──────── Extracted material

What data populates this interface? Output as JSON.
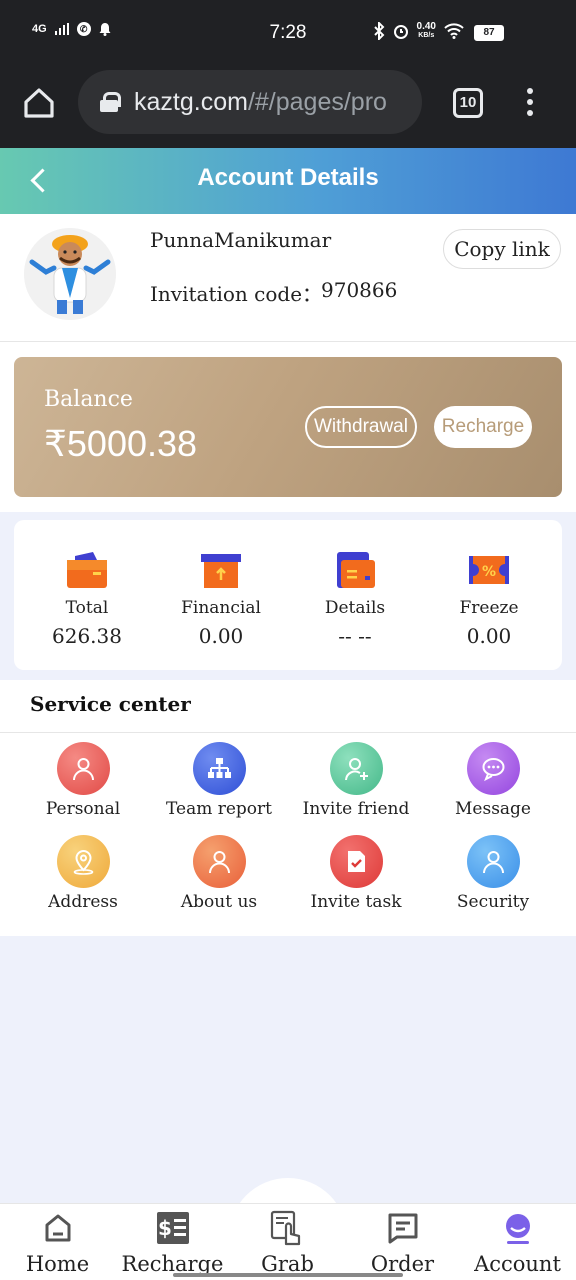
{
  "status_bar": {
    "time": "7:28",
    "network": "4G",
    "speed_value": "0.40",
    "speed_unit": "KB/s",
    "battery": "87"
  },
  "browser": {
    "url_main": "kaztg.com",
    "url_rest": "/#/pages/pro",
    "tab_count": "10"
  },
  "header": {
    "title": "Account Details"
  },
  "profile": {
    "username": "PunnaManikumar",
    "invitation_label": "Invitation code：",
    "invitation_code": "970866",
    "copy_link": "Copy link"
  },
  "balance": {
    "label": "Balance",
    "value": "₹5000.38",
    "withdrawal": "Withdrawal",
    "recharge": "Recharge"
  },
  "stats": [
    {
      "label": "Total",
      "value": "626.38",
      "icon": "wallet-icon"
    },
    {
      "label": "Financial",
      "value": "0.00",
      "icon": "box-arrow-icon"
    },
    {
      "label": "Details",
      "value": "-- --",
      "icon": "details-wallet-icon"
    },
    {
      "label": "Freeze",
      "value": "0.00",
      "icon": "coupon-icon"
    }
  ],
  "service": {
    "title": "Service center",
    "items": [
      {
        "label": "Personal",
        "icon": "person-icon",
        "color": "#ea5a57"
      },
      {
        "label": "Team report",
        "icon": "org-chart-icon",
        "color": "#3f64e0"
      },
      {
        "label": "Invite friend",
        "icon": "add-user-icon",
        "color": "#5cc79b"
      },
      {
        "label": "Message",
        "icon": "chat-bubble-icon",
        "color": "#a55de6"
      },
      {
        "label": "Address",
        "icon": "location-pin-icon",
        "color": "#f2b84e"
      },
      {
        "label": "About us",
        "icon": "person-icon",
        "color": "#ee7a4a"
      },
      {
        "label": "Invite task",
        "icon": "task-doc-icon",
        "color": "#e84a48"
      },
      {
        "label": "Security",
        "icon": "person-icon",
        "color": "#4a9ff0"
      }
    ]
  },
  "bottom_nav": [
    {
      "label": "Home",
      "icon": "home-icon"
    },
    {
      "label": "Recharge",
      "icon": "recharge-icon"
    },
    {
      "label": "Grab",
      "icon": "grab-hand-icon"
    },
    {
      "label": "Order",
      "icon": "order-icon"
    },
    {
      "label": "Account",
      "icon": "account-icon",
      "active_color": "#7b61e8"
    }
  ]
}
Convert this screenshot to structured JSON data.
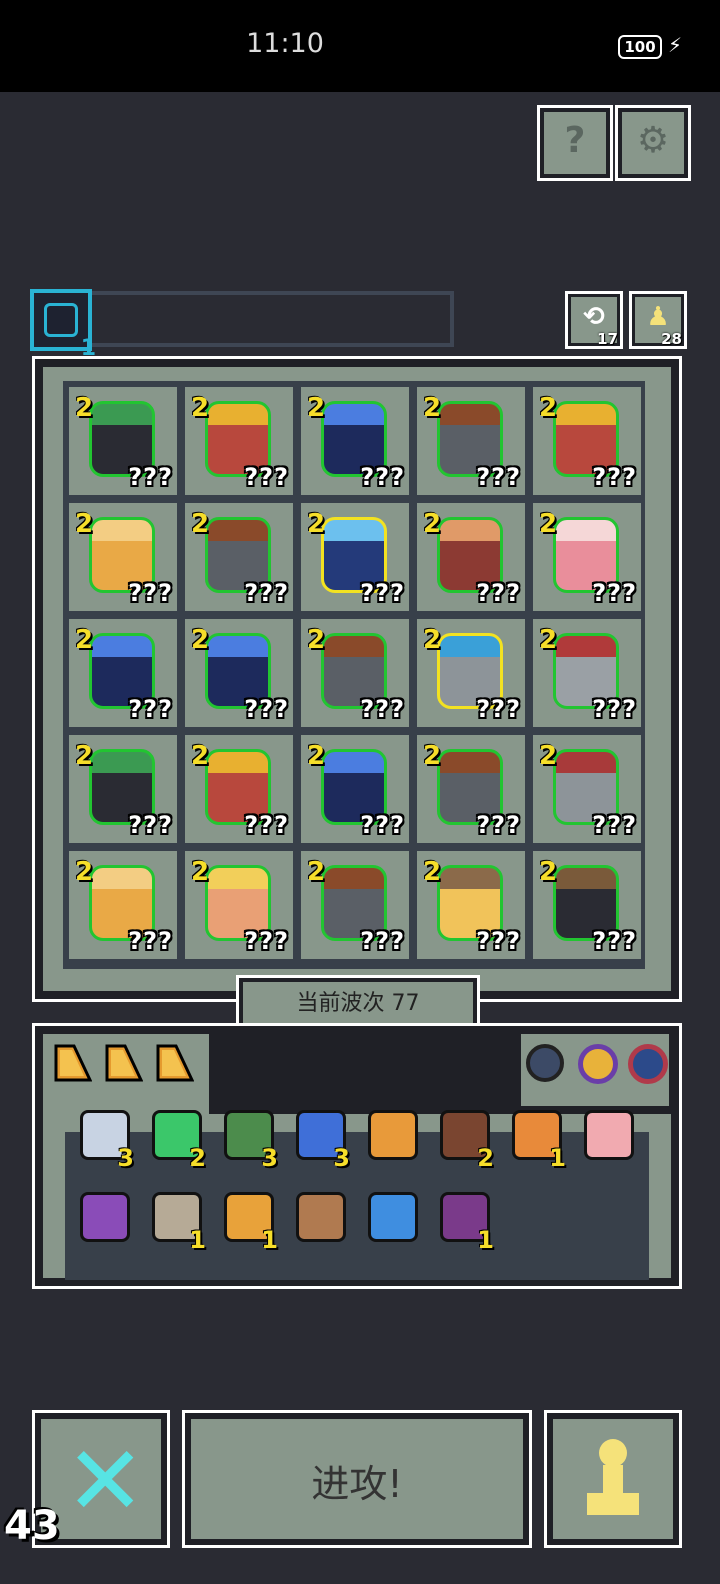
{
  "status_bar": {
    "time": "11:10",
    "battery": "100"
  },
  "top_buttons": {
    "help_glyph": "?",
    "settings_glyph": "⚙"
  },
  "info_bar": {
    "icon_count": "1"
  },
  "side_counters": {
    "refresh_count": "17",
    "unit_count": "28"
  },
  "board": {
    "question_text": "???",
    "cells": [
      {
        "level": "2",
        "color": "#2a2b33",
        "accent": "#3b9a52",
        "gold": false
      },
      {
        "level": "2",
        "color": "#b8483d",
        "accent": "#e8b030",
        "gold": false
      },
      {
        "level": "2",
        "color": "#1d2a5c",
        "accent": "#4b7de0",
        "gold": false
      },
      {
        "level": "2",
        "color": "#5a5f66",
        "accent": "#8a4a2a",
        "gold": false
      },
      {
        "level": "2",
        "color": "#b8483d",
        "accent": "#e8b030",
        "gold": false
      },
      {
        "level": "2",
        "color": "#e9a946",
        "accent": "#f3cd83",
        "gold": false
      },
      {
        "level": "2",
        "color": "#5a5f66",
        "accent": "#8a4a2a",
        "gold": false
      },
      {
        "level": "2",
        "color": "#243a7a",
        "accent": "#6cc0ee",
        "gold": true
      },
      {
        "level": "2",
        "color": "#8c3a33",
        "accent": "#e09a68",
        "gold": false
      },
      {
        "level": "2",
        "color": "#e98e9b",
        "accent": "#f5d7d7",
        "gold": false
      },
      {
        "level": "2",
        "color": "#1d2a5c",
        "accent": "#4b7de0",
        "gold": false
      },
      {
        "level": "2",
        "color": "#1d2a5c",
        "accent": "#4b7de0",
        "gold": false
      },
      {
        "level": "2",
        "color": "#5a5f66",
        "accent": "#8a4a2a",
        "gold": false
      },
      {
        "level": "2",
        "color": "#8d9499",
        "accent": "#3aa0d8",
        "gold": true
      },
      {
        "level": "2",
        "color": "#9aa0a5",
        "accent": "#b03a3a",
        "gold": false
      },
      {
        "level": "2",
        "color": "#2a2b33",
        "accent": "#3b9a52",
        "gold": false
      },
      {
        "level": "2",
        "color": "#b8483d",
        "accent": "#e8b030",
        "gold": false
      },
      {
        "level": "2",
        "color": "#1d2a5c",
        "accent": "#4b7de0",
        "gold": false
      },
      {
        "level": "2",
        "color": "#5a5f66",
        "accent": "#8a4a2a",
        "gold": false
      },
      {
        "level": "2",
        "color": "#8d9499",
        "accent": "#a83a3a",
        "gold": false
      },
      {
        "level": "2",
        "color": "#e9a946",
        "accent": "#f3cd83",
        "gold": false
      },
      {
        "level": "2",
        "color": "#e9a075",
        "accent": "#f2cf5a",
        "gold": false
      },
      {
        "level": "2",
        "color": "#5a5f66",
        "accent": "#8a4a2a",
        "gold": false
      },
      {
        "level": "2",
        "color": "#f1c35a",
        "accent": "#8b6a4a",
        "gold": false
      },
      {
        "level": "2",
        "color": "#2a2b33",
        "accent": "#7a5a3a",
        "gold": false
      }
    ]
  },
  "wave": {
    "label": "当前波次 77"
  },
  "inventory": {
    "items": [
      {
        "name": "scroll-icon",
        "count": "3",
        "color": "#c8d3e3"
      },
      {
        "name": "emerald-icon",
        "count": "2",
        "color": "#3bc76a"
      },
      {
        "name": "green-hood-icon",
        "count": "3",
        "color": "#4c8c4c"
      },
      {
        "name": "hourglass-icon",
        "count": "3",
        "color": "#3f6fd8"
      },
      {
        "name": "crown-icon",
        "count": "",
        "color": "#e89a3a"
      },
      {
        "name": "brown-idol-icon",
        "count": "2",
        "color": "#7a4530"
      },
      {
        "name": "axe-icon",
        "count": "1",
        "color": "#e88a3a"
      },
      {
        "name": "pig-icon",
        "count": "",
        "color": "#f1aab0"
      },
      {
        "name": "staff-icon",
        "count": "",
        "color": "#8a4cb8"
      },
      {
        "name": "map-icon",
        "count": "1",
        "color": "#b6aa96"
      },
      {
        "name": "ring-icon",
        "count": "1",
        "color": "#e8a23a"
      },
      {
        "name": "feather-icon",
        "count": "",
        "color": "#b07a50"
      },
      {
        "name": "blue-flame-icon",
        "count": "",
        "color": "#3f8ee0"
      },
      {
        "name": "demon-orb-icon",
        "count": "1",
        "color": "#7a3a8a"
      }
    ]
  },
  "bottom": {
    "attack_label": "进攻!"
  },
  "debug": {
    "fps": "43"
  }
}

────────────────

» **Written instruction**
Write out every line of the listing that holds the word "JSON".

» **Worked answer**
What data populates this interface? Output as JSON.
Convert this screenshot to structured JSON data.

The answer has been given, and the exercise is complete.